> **RECORDS PROVIDED**:
════

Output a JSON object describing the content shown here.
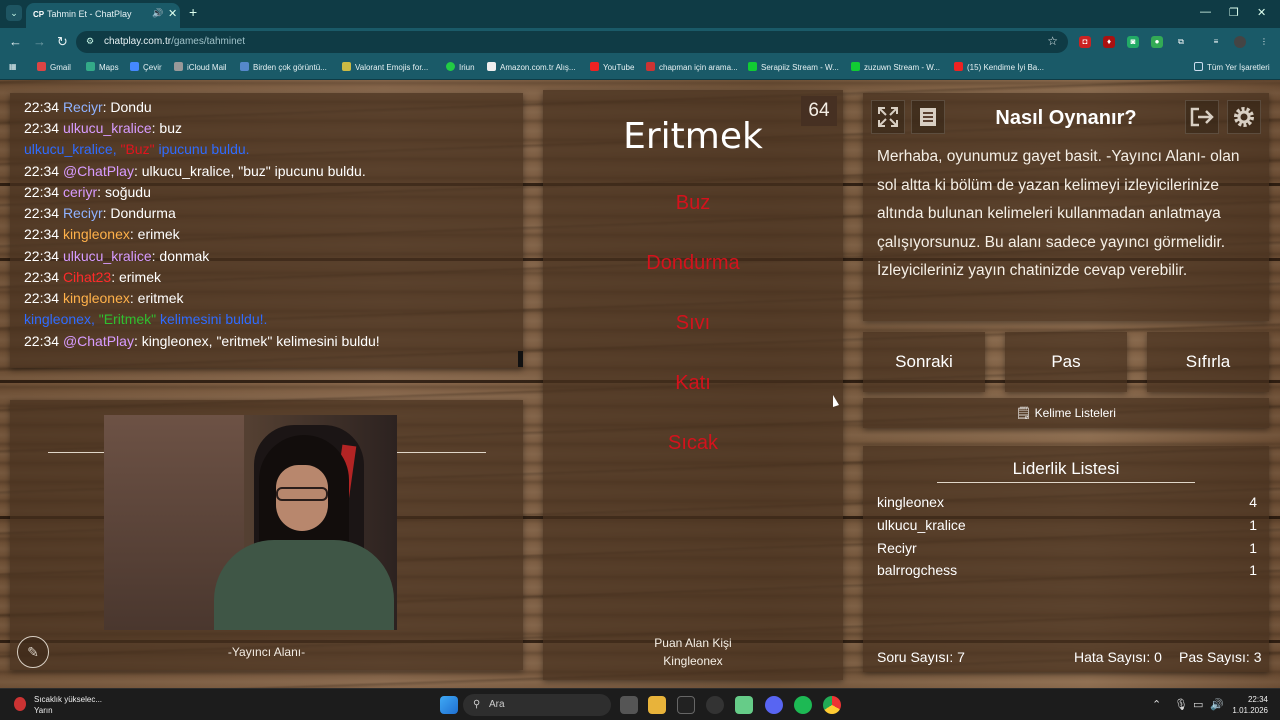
{
  "browser": {
    "tab_title": "Tahmin Et - ChatPlay",
    "tab_favicon": "CP",
    "url_host": "chatplay.com.tr",
    "url_path": "/games/tahminet",
    "bookmarks": [
      "Gmail",
      "Maps",
      "Çevir",
      "iCloud Mail",
      "Birden çok görüntü...",
      "Valorant Emojis for...",
      "Iriun",
      "Amazon.com.tr Alış...",
      "YouTube",
      "chapman için arama...",
      "Serapiiz Stream - W...",
      "zuzuwn Stream - W...",
      "(15) Kendime İyi Ba..."
    ],
    "all_bookmarks": "Tüm Yer İşaretleri"
  },
  "chat": {
    "lines": [
      {
        "time": "22:34",
        "user": "Reciyr",
        "msg": ": Dondu",
        "color": "#8fb2ff"
      },
      {
        "time": "22:34",
        "user": "ulkucu_kralice",
        "msg": ": buz",
        "color": "#d79bff"
      },
      {
        "time": "22:34",
        "user": "@ChatPlay",
        "msg": ": ulkucu_kralice, \"buz\" ipucunu buldu.",
        "color": "#d79bff"
      },
      {
        "time": "22:34",
        "user": "ceriyr",
        "msg": ": soğudu",
        "color": "#d79bff"
      },
      {
        "time": "22:34",
        "user": "Reciyr",
        "msg": ": Dondurma",
        "color": "#8fb2ff"
      },
      {
        "time": "22:34",
        "user": "kingleonex",
        "msg": ": erimek",
        "color": "#ffb14a"
      },
      {
        "time": "22:34",
        "user": "ulkucu_kralice",
        "msg": ": donmak",
        "color": "#d79bff"
      },
      {
        "time": "22:34",
        "user": "Cihat23",
        "msg": ": erimek",
        "color": "#ff2a2a"
      },
      {
        "time": "22:34",
        "user": "kingleonex",
        "msg": ": eritmek",
        "color": "#ffb14a"
      },
      {
        "time": "22:34",
        "user": "@ChatPlay",
        "msg": ": kingleonex, \"eritmek\" kelimesini buldu!",
        "color": "#d79bff"
      }
    ],
    "system_hint": {
      "user": "ulkucu_kralice,",
      "word": "\"Buz\"",
      "text": " ipucunu buldu."
    },
    "system_found": {
      "user": "kingleonex,",
      "word": "\"Eritmek\"",
      "text": " kelimesini buldu!."
    },
    "system_color": "#2f6bff"
  },
  "streamer": {
    "label": "-Yayıncı Alanı-"
  },
  "game": {
    "timer": "64",
    "word": "Eritmek",
    "taboo_words": [
      "Buz",
      "Dondurma",
      "Sıvı",
      "Katı",
      "Sıcak"
    ],
    "scorer_title": "Puan Alan Kişi",
    "scorer_name": "Kingleonex",
    "taboo_color": "#d4121c"
  },
  "howto": {
    "title": "Nasıl Oynanır?",
    "text": "Merhaba, oyunumuz gayet basit. -Yayıncı Alanı- olan sol altta ki bölüm de yazan kelimeyi izleyicilerinize altında bulunan kelimeleri kullanmadan anlatmaya çalışıyorsunuz. Bu alanı sadece yayıncı görmelidir. İzleyicileriniz yayın chatinizde cevap verebilir."
  },
  "actions": {
    "next": "Sonraki",
    "pass": "Pas",
    "reset": "Sıfırla",
    "word_lists": "Kelime Listeleri"
  },
  "leaderboard": {
    "title": "Liderlik Listesi",
    "rows": [
      {
        "name": "kingleonex",
        "score": "4"
      },
      {
        "name": "ulkucu_kralice",
        "score": "1"
      },
      {
        "name": "Reciyr",
        "score": "1"
      },
      {
        "name": "balrrogchess",
        "score": "1"
      }
    ],
    "questions": "Soru Sayısı: 7",
    "errors": "Hata Sayısı: 0",
    "passes": "Pas Sayısı: 3"
  },
  "taskbar": {
    "weather_title": "Sıcaklık yükselec...",
    "weather_sub": "Yarın",
    "search": "Ara",
    "time": "22:34",
    "date": "1.01.2026"
  }
}
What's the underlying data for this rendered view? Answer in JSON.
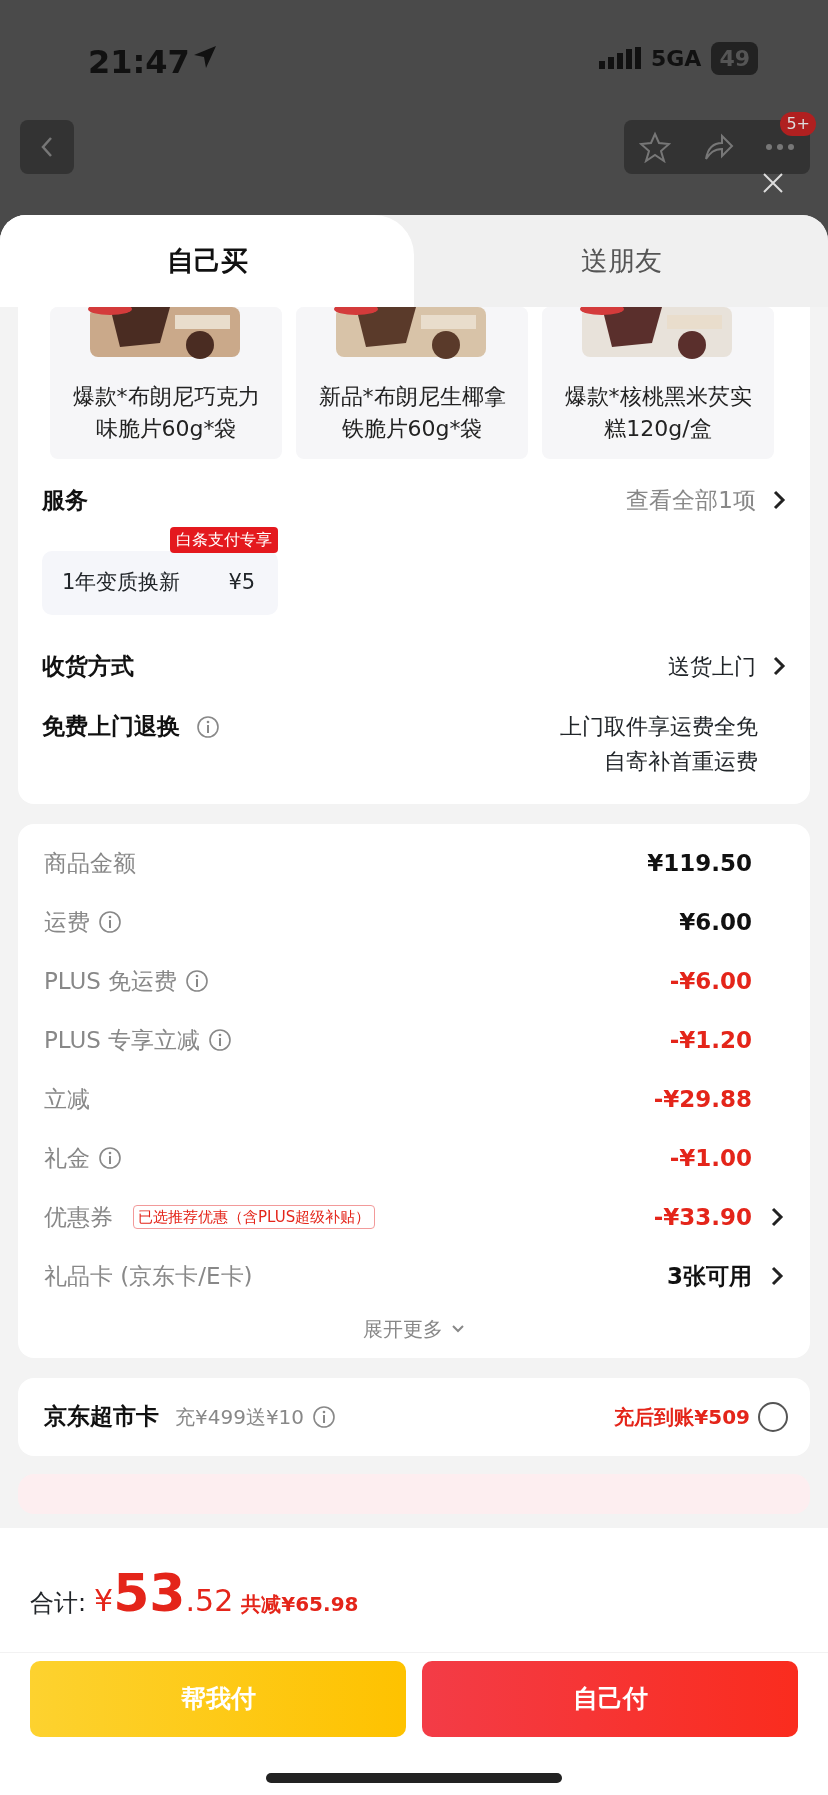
{
  "status_bar": {
    "time": "21:47",
    "network": "5GA",
    "battery": "49"
  },
  "nav": {
    "badge": "5+"
  },
  "tabs": [
    {
      "label": "自己买",
      "selected": true
    },
    {
      "label": "送朋友",
      "selected": false
    }
  ],
  "products": [
    {
      "name": "爆款*布朗尼巧克力味脆片60g*袋"
    },
    {
      "name": "新品*布朗尼生椰拿铁脆片60g*袋"
    },
    {
      "name": "爆款*核桃黑米芡实糕120g/盒"
    }
  ],
  "services": {
    "title": "服务",
    "link": "查看全部1项",
    "chip": {
      "name": "1年变质换新",
      "price": "¥5",
      "tag": "白条支付专享"
    }
  },
  "delivery": {
    "label": "收货方式",
    "value": "送货上门"
  },
  "returns": {
    "label": "免费上门退换",
    "lines": [
      "上门取件享运费全免",
      "自寄补首重运费"
    ]
  },
  "price_rows": [
    {
      "label": "商品金额",
      "info": false,
      "value": "¥119.50",
      "discount": false,
      "chevron": false
    },
    {
      "label": "运费",
      "info": true,
      "value": "¥6.00",
      "discount": false,
      "chevron": false
    },
    {
      "label": "PLUS 免运费",
      "info": true,
      "value": "-¥6.00",
      "discount": true,
      "chevron": false
    },
    {
      "label": "PLUS 专享立减",
      "info": true,
      "value": "-¥1.20",
      "discount": true,
      "chevron": false
    },
    {
      "label": "立减",
      "info": false,
      "value": "-¥29.88",
      "discount": true,
      "chevron": false
    },
    {
      "label": "礼金",
      "info": true,
      "value": "-¥1.00",
      "discount": true,
      "chevron": false
    },
    {
      "label": "优惠券",
      "info": false,
      "tag": "已选推荐优惠（含PLUS超级补贴）",
      "value": "-¥33.90",
      "discount": true,
      "chevron": true
    },
    {
      "label": "礼品卡 (京东卡/E卡)",
      "info": false,
      "value": "3张可用",
      "discount": false,
      "chevron": true
    }
  ],
  "expand": "展开更多",
  "supermarket_card": {
    "title": "京东超市卡",
    "offer": "充¥499送¥10",
    "result": "充后到账¥509",
    "selected": false
  },
  "footer": {
    "total_label": "合计:",
    "currency": "¥",
    "total_int": "53",
    "total_dec": ".52",
    "saving": "共减¥65.98",
    "buttons": [
      "帮我付",
      "自己付"
    ]
  }
}
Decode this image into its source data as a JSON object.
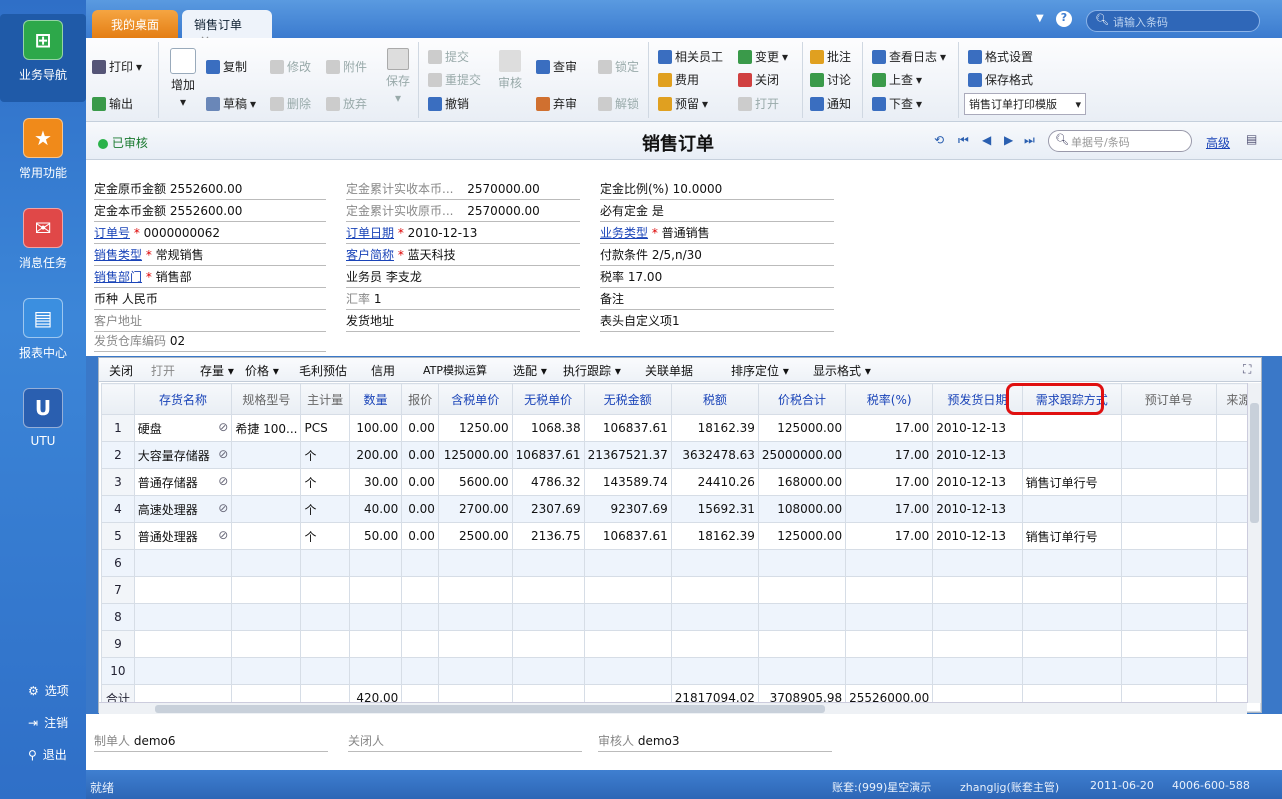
{
  "nav": {
    "items": [
      {
        "label": "业务导航"
      },
      {
        "label": "常用功能"
      },
      {
        "label": "消息任务"
      },
      {
        "label": "报表中心"
      },
      {
        "label": "UTU"
      }
    ],
    "bottom": {
      "options": "选项",
      "logout": "注销",
      "exit": "退出"
    }
  },
  "tabs": [
    {
      "label": "我的桌面"
    },
    {
      "label": "销售订单"
    }
  ],
  "search": {
    "placeholder": "请输入条码"
  },
  "toolbar": {
    "print": "打印",
    "output": "输出",
    "add": "增加",
    "copy": "复制",
    "draft": "草稿",
    "edit": "修改",
    "delete": "删除",
    "attach": "附件",
    "abandon": "放弃",
    "save": "保存",
    "submit": "提交",
    "resubmit": "重提交",
    "revoke": "撤销",
    "audit": "审核",
    "check": "查审",
    "discard": "弃审",
    "lock": "锁定",
    "unlock": "解锁",
    "staff": "相关员工",
    "fee": "费用",
    "reserve": "预留",
    "change": "变更",
    "close": "关闭",
    "open": "打开",
    "note": "批注",
    "discuss": "讨论",
    "notify": "通知",
    "log": "查看日志",
    "prev": "上查",
    "next": "下查",
    "fmt_set": "格式设置",
    "fmt_save": "保存格式",
    "template": "销售订单打印模版"
  },
  "title": {
    "status": "已审核",
    "text": "销售订单",
    "docsearch": "单据号/条码",
    "advanced": "高级"
  },
  "form": {
    "f1l": "定金原币金额",
    "f1v": "2552600.00",
    "f2l": "定金累计实收本币...",
    "f2v": "2570000.00",
    "f3l": "定金比例(%)",
    "f3v": "10.0000",
    "f4l": "定金本币金额",
    "f4v": "2552600.00",
    "f5l": "定金累计实收原币...",
    "f5v": "2570000.00",
    "f6l": "必有定金",
    "f6v": "是",
    "f7l": "订单号",
    "f7v": "0000000062",
    "f8l": "订单日期",
    "f8v": "2010-12-13",
    "f9l": "业务类型",
    "f9v": "普通销售",
    "f10l": "销售类型",
    "f10v": "常规销售",
    "f11l": "客户简称",
    "f11v": "蓝天科技",
    "f12l": "付款条件",
    "f12v": "2/5,n/30",
    "f13l": "销售部门",
    "f13v": "销售部",
    "f14l": "业务员",
    "f14v": "李支龙",
    "f15l": "税率",
    "f15v": "17.00",
    "f16l": "币种",
    "f16v": "人民币",
    "f17l": "汇率",
    "f17v": "1",
    "f18l": "备注",
    "f18v": "",
    "f19l": "客户地址",
    "f20l": "发货地址",
    "f21l": "表头自定义项1",
    "f22l": "发货仓库编码",
    "f22v": "02",
    "req": "*"
  },
  "gridtb": {
    "close": "关闭",
    "open": "打开",
    "stock": "存量",
    "price": "价格",
    "profit": "毛利预估",
    "credit": "信用",
    "atp": "ATP模拟运算",
    "pick": "选配",
    "track": "执行跟踪",
    "rel": "关联单据",
    "sort": "排序定位",
    "fmt": "显示格式"
  },
  "grid": {
    "headers": [
      "存货名称",
      "规格型号",
      "主计量",
      "数量",
      "报价",
      "含税单价",
      "无税单价",
      "无税金额",
      "税额",
      "价税合计",
      "税率(%)",
      "预发货日期",
      "需求跟踪方式",
      "预订单号",
      "来源"
    ],
    "rows": [
      [
        "1",
        "硬盘",
        "希捷 100...",
        "PCS",
        "100.00",
        "0.00",
        "1250.00",
        "1068.38",
        "106837.61",
        "18162.39",
        "125000.00",
        "17.00",
        "2010-12-13",
        "",
        ""
      ],
      [
        "2",
        "大容量存储器",
        "",
        "个",
        "200.00",
        "0.00",
        "125000.00",
        "106837.61",
        "21367521.37",
        "3632478.63",
        "25000000.00",
        "17.00",
        "2010-12-13",
        "",
        ""
      ],
      [
        "3",
        "普通存储器",
        "",
        "个",
        "30.00",
        "0.00",
        "5600.00",
        "4786.32",
        "143589.74",
        "24410.26",
        "168000.00",
        "17.00",
        "2010-12-13",
        "销售订单行号",
        ""
      ],
      [
        "4",
        "高速处理器",
        "",
        "个",
        "40.00",
        "0.00",
        "2700.00",
        "2307.69",
        "92307.69",
        "15692.31",
        "108000.00",
        "17.00",
        "2010-12-13",
        "",
        ""
      ],
      [
        "5",
        "普通处理器",
        "",
        "个",
        "50.00",
        "0.00",
        "2500.00",
        "2136.75",
        "106837.61",
        "18162.39",
        "125000.00",
        "17.00",
        "2010-12-13",
        "销售订单行号",
        ""
      ],
      [
        "6",
        "",
        "",
        "",
        "",
        "",
        "",
        "",
        "",
        "",
        "",
        "",
        "",
        "",
        ""
      ],
      [
        "7",
        "",
        "",
        "",
        "",
        "",
        "",
        "",
        "",
        "",
        "",
        "",
        "",
        "",
        ""
      ],
      [
        "8",
        "",
        "",
        "",
        "",
        "",
        "",
        "",
        "",
        "",
        "",
        "",
        "",
        "",
        ""
      ],
      [
        "9",
        "",
        "",
        "",
        "",
        "",
        "",
        "",
        "",
        "",
        "",
        "",
        "",
        "",
        ""
      ],
      [
        "10",
        "",
        "",
        "",
        "",
        "",
        "",
        "",
        "",
        "",
        "",
        "",
        "",
        "",
        ""
      ]
    ],
    "total": {
      "label": "合计",
      "qty": "420.00",
      "amount": "21817094.02",
      "tax": "3708905.98",
      "sum": "25526000.00"
    }
  },
  "footer": {
    "maker_l": "制单人",
    "maker_v": "demo6",
    "closer_l": "关闭人",
    "auditor_l": "审核人",
    "auditor_v": "demo3"
  },
  "status": {
    "left": "就绪",
    "acct": "账套:(999)星空演示",
    "user": "zhangljg(账套主管)",
    "date": "2011-06-20",
    "phone": "4006-600-588"
  },
  "colors": {
    "accent": "#3a78c8",
    "highlight": "#e01010",
    "link": "#1a44b8"
  }
}
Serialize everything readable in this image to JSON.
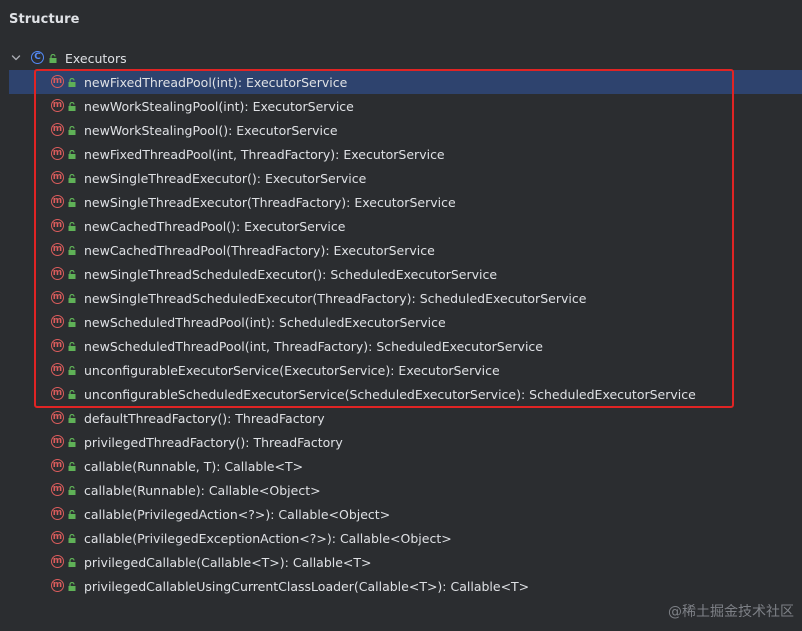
{
  "panel": {
    "title": "Structure"
  },
  "tree": {
    "root": {
      "label": "Executors",
      "kind_icon": "class-icon"
    },
    "methods": [
      {
        "label": "newFixedThreadPool(int): ExecutorService",
        "selected": true
      },
      {
        "label": "newWorkStealingPool(int): ExecutorService"
      },
      {
        "label": "newWorkStealingPool(): ExecutorService"
      },
      {
        "label": "newFixedThreadPool(int, ThreadFactory): ExecutorService"
      },
      {
        "label": "newSingleThreadExecutor(): ExecutorService"
      },
      {
        "label": "newSingleThreadExecutor(ThreadFactory): ExecutorService"
      },
      {
        "label": "newCachedThreadPool(): ExecutorService"
      },
      {
        "label": "newCachedThreadPool(ThreadFactory): ExecutorService"
      },
      {
        "label": "newSingleThreadScheduledExecutor(): ScheduledExecutorService"
      },
      {
        "label": "newSingleThreadScheduledExecutor(ThreadFactory): ScheduledExecutorService"
      },
      {
        "label": "newScheduledThreadPool(int): ScheduledExecutorService"
      },
      {
        "label": "newScheduledThreadPool(int, ThreadFactory): ScheduledExecutorService"
      },
      {
        "label": "unconfigurableExecutorService(ExecutorService): ExecutorService"
      },
      {
        "label": "unconfigurableScheduledExecutorService(ScheduledExecutorService): ScheduledExecutorService"
      },
      {
        "label": "defaultThreadFactory(): ThreadFactory"
      },
      {
        "label": "privilegedThreadFactory(): ThreadFactory"
      },
      {
        "label": "callable(Runnable, T): Callable<T>"
      },
      {
        "label": "callable(Runnable): Callable<Object>"
      },
      {
        "label": "callable(PrivilegedAction<?>): Callable<Object>"
      },
      {
        "label": "callable(PrivilegedExceptionAction<?>): Callable<Object>"
      },
      {
        "label": "privilegedCallable(Callable<T>): Callable<T>"
      },
      {
        "label": "privilegedCallableUsingCurrentClassLoader(Callable<T>): Callable<T>"
      }
    ]
  },
  "icons": {
    "class_badge_letter": "C",
    "method_badge_letter": "m",
    "class_color": "#548af7",
    "method_color": "#db5c5c",
    "public_lock_color": "#5fb157",
    "highlight_color": "#e02424"
  },
  "watermark": "@稀土掘金技术社区"
}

════

> **YOUR INSTRUCTIONS**: The word "newSingleThreadExecutor" may occur in lines of the records. Report how many such lines there are, giving only the number.

> **RESULT OF THE EXERCISE**: 2